◆ **What this task involves**
Copy out, from the entries below, each line holding the string "coefficient".

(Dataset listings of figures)
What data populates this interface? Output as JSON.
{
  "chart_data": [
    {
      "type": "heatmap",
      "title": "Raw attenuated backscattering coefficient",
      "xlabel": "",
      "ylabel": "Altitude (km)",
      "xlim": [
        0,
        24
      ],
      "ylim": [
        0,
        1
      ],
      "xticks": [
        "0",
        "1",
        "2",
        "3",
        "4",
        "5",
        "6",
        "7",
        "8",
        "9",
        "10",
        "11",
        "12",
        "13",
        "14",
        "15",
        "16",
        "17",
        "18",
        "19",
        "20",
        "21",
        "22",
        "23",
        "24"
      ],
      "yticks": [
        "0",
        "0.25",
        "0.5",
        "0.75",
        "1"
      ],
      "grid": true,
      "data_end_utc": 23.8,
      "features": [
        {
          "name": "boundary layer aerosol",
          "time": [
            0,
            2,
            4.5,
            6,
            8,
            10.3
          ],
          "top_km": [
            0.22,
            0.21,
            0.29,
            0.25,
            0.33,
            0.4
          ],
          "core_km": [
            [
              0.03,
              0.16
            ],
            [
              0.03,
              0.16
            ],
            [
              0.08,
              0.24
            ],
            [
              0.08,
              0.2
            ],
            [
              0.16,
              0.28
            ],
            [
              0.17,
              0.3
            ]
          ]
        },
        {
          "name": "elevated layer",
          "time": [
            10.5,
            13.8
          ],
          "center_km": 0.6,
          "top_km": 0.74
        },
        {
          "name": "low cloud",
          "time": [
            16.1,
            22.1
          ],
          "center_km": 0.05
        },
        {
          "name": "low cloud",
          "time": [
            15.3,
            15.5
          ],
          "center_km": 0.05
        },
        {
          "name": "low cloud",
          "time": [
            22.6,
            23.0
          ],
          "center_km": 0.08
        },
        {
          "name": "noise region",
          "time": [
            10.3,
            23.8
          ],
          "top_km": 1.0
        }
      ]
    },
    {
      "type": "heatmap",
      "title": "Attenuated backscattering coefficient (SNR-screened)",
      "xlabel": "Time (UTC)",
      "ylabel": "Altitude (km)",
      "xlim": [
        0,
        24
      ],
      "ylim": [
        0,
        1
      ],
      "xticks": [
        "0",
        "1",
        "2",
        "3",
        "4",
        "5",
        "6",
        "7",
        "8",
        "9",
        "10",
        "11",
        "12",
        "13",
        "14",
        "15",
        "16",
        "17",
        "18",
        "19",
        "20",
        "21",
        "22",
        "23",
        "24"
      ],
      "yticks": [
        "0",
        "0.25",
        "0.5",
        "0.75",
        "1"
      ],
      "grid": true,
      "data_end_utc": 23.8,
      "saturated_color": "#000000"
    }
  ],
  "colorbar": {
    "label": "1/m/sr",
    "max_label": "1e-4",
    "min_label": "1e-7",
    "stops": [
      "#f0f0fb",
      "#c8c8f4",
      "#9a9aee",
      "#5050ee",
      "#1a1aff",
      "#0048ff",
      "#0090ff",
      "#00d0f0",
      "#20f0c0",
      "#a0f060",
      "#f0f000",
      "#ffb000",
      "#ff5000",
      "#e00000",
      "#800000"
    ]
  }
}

---

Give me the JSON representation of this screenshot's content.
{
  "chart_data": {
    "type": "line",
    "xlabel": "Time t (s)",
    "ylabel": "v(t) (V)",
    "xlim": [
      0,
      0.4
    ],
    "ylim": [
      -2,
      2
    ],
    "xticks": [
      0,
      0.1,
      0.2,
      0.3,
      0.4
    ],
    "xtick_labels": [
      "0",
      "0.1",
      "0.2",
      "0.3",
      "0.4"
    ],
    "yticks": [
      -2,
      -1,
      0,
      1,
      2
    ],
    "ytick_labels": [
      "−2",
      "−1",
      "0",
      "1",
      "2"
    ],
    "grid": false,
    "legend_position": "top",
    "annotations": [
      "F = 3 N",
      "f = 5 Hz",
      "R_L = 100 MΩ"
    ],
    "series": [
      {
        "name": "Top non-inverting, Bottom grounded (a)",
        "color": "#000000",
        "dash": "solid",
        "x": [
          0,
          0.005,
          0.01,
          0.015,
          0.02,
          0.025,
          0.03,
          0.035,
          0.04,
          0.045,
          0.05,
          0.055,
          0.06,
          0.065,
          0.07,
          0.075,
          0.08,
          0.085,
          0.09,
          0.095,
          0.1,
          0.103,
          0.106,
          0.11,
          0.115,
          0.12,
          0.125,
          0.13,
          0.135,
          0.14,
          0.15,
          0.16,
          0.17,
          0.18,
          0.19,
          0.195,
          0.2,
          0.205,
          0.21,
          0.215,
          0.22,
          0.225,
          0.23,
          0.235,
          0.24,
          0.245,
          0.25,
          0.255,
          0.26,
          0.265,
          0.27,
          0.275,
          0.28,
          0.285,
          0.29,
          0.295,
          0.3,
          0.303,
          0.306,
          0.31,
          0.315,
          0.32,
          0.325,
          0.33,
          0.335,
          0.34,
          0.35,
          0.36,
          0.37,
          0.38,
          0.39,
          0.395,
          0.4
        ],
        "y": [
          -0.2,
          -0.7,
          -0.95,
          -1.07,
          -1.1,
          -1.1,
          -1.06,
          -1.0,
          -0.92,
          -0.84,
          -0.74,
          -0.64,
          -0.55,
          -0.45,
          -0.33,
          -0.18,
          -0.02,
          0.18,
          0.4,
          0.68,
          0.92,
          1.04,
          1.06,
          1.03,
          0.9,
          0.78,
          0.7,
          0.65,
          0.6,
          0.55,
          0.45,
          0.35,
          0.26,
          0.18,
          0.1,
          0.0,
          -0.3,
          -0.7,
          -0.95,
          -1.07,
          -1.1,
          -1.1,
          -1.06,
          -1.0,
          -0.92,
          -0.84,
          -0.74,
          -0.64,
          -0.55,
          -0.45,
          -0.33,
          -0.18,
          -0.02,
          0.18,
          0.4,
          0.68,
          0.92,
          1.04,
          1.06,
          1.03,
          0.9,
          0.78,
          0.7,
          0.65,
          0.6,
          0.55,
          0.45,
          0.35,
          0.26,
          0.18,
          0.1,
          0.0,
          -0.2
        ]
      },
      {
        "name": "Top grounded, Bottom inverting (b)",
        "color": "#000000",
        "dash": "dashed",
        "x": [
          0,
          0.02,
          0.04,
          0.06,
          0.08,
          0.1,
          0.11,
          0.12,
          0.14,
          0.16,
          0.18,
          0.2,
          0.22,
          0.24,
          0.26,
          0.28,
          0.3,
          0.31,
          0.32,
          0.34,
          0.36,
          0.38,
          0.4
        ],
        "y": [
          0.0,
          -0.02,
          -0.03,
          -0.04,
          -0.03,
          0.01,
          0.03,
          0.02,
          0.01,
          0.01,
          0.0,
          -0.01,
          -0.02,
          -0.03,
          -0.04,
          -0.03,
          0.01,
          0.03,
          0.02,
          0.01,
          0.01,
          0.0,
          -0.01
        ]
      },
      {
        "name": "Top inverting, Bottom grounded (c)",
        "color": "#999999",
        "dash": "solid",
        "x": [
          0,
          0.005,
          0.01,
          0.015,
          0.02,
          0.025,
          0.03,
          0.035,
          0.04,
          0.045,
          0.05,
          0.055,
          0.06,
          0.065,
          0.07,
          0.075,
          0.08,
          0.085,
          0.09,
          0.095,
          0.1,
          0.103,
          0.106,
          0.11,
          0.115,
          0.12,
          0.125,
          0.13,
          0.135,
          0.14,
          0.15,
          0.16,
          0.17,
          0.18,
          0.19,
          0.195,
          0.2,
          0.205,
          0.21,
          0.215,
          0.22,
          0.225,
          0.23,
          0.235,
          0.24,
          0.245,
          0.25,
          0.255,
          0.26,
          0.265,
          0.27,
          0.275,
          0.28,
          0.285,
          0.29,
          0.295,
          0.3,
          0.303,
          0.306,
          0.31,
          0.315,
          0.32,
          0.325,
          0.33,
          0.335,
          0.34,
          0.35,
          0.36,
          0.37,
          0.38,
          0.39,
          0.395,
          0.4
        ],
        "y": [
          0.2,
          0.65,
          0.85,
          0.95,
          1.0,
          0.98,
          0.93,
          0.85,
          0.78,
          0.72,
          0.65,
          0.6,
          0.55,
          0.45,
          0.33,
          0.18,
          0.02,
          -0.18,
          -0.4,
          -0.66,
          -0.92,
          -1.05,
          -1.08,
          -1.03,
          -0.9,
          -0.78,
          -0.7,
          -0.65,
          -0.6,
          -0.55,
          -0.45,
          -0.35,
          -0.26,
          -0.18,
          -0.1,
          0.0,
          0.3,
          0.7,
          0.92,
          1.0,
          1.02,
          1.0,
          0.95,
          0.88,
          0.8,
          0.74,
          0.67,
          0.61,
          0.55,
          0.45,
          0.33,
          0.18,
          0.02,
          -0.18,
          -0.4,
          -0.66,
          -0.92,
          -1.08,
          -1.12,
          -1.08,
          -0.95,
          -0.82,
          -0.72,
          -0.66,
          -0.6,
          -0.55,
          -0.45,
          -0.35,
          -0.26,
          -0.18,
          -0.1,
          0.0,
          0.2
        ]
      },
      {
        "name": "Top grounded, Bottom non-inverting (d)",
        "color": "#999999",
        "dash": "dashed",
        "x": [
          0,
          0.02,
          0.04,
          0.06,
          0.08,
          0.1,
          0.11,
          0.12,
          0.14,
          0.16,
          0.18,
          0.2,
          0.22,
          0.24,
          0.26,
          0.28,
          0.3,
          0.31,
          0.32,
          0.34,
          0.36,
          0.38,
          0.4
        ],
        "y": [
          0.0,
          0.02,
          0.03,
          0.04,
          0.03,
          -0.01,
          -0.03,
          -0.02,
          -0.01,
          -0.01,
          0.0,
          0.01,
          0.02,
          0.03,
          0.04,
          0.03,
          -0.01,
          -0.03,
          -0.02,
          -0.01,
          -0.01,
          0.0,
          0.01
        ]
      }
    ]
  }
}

* * *

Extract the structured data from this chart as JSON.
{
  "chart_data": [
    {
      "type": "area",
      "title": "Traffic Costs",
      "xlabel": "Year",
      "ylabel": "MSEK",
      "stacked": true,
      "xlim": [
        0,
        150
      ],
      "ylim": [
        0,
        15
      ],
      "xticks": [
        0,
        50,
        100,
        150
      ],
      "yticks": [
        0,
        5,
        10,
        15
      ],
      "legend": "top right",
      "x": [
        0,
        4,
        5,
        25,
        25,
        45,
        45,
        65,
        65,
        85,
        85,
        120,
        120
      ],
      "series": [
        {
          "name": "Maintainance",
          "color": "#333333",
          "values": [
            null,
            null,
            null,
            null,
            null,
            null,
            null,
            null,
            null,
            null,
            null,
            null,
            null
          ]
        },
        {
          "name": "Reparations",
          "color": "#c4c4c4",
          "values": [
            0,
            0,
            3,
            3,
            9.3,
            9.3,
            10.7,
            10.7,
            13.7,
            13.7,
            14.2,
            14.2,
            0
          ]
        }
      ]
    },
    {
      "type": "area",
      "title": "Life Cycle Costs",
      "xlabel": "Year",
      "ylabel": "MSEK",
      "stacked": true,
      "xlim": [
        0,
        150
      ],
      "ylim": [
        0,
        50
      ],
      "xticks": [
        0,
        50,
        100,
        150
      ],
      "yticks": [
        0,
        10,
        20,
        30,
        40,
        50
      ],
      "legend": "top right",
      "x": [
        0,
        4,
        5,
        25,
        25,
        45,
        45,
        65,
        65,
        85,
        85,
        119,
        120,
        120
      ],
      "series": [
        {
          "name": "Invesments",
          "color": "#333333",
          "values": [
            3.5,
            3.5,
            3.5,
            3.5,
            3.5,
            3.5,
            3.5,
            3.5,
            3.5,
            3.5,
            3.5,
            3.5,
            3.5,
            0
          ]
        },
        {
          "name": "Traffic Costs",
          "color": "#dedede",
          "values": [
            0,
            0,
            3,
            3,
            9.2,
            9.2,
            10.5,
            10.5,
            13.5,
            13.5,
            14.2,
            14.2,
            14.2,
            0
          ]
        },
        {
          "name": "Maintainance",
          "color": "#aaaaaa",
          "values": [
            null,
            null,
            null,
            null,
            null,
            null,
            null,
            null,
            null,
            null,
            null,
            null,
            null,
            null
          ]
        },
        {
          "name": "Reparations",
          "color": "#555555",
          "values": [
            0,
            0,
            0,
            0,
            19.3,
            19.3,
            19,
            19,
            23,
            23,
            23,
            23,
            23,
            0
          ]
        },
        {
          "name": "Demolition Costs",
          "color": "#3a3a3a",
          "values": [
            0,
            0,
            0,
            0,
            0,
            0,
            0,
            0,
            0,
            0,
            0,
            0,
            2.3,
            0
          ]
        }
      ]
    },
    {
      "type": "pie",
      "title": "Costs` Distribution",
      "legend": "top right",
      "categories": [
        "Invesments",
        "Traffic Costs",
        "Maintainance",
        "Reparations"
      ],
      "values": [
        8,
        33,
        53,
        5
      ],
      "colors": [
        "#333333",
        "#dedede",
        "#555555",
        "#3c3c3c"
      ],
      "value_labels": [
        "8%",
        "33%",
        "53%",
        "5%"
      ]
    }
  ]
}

◆ **Answer to this task**
      "title": "Raw attenuated backscattering coefficient",
      "title": "Attenuated backscattering coefficient (SNR-screened)",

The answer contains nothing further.